**Material to process**
******

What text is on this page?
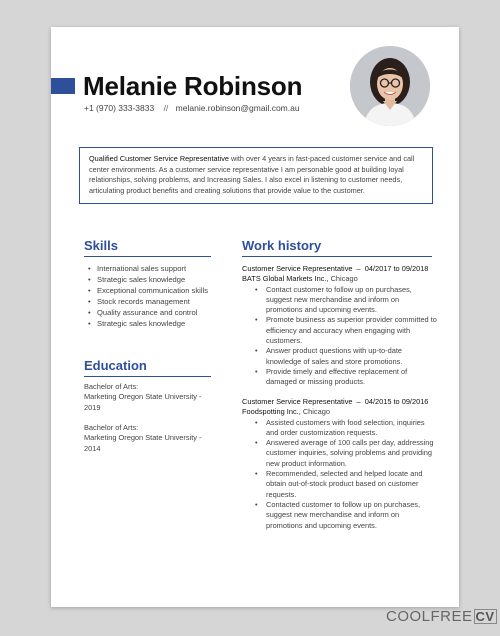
Melanie Robinson
+1 (970) 333-3833 // melanie.robinson@gmail.com.au
Qualified Customer Service Representative with over 4 years in fast-paced customer service and call center environments. As a customer service representative I am personable good at building loyal relationships, solving problems, and Increasing Sales. I also excel in listening to customer needs, articulating product benefits and creating solutions that provide value to the customer.
Skills
• International sales support
• Strategic sales knowledge
• Exceptional communication skills
• Stock records management
• Quality assurance and control
• Strategic sales knowledge
Education
Bachelor of Arts:
Marketing Oregon State University - 2019
Bachelor of Arts:
Marketing Oregon State University - 2014
Work history
Customer Service Representative – 04/2017 to 09/2018
BATS Global Markets Inc., Chicago
• Contact customer to follow up on purchases, suggest new merchandise and inform on promotions and upcoming events.
• Promote business as superior provider committed to efficiency and accuracy when engaging with customers.
• Answer product questions with up-to-date knowledge of sales and store promotions.
• Provide timely and effective replacement of damaged or missing products.
Customer Service Representative – 04/2015 to 09/2016
Foodspotting Inc., Chicago
• Assisted customers with food selection, inquiries and order customization requests.
• Answered average of 100 calls per day, addressing customer inquiries, solving problems and providing new product information.
• Recommended, selected and helped locate and obtain out-of-stock product based on customer requests.
• Contacted customer to follow up on purchases, suggest new merchandise and inform on promotions and upcoming events.
COOLFREE CV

******

**The problem**
Nothing but a number is needed here: how many lines hold the string "merchandise"?

**Expected answer**
2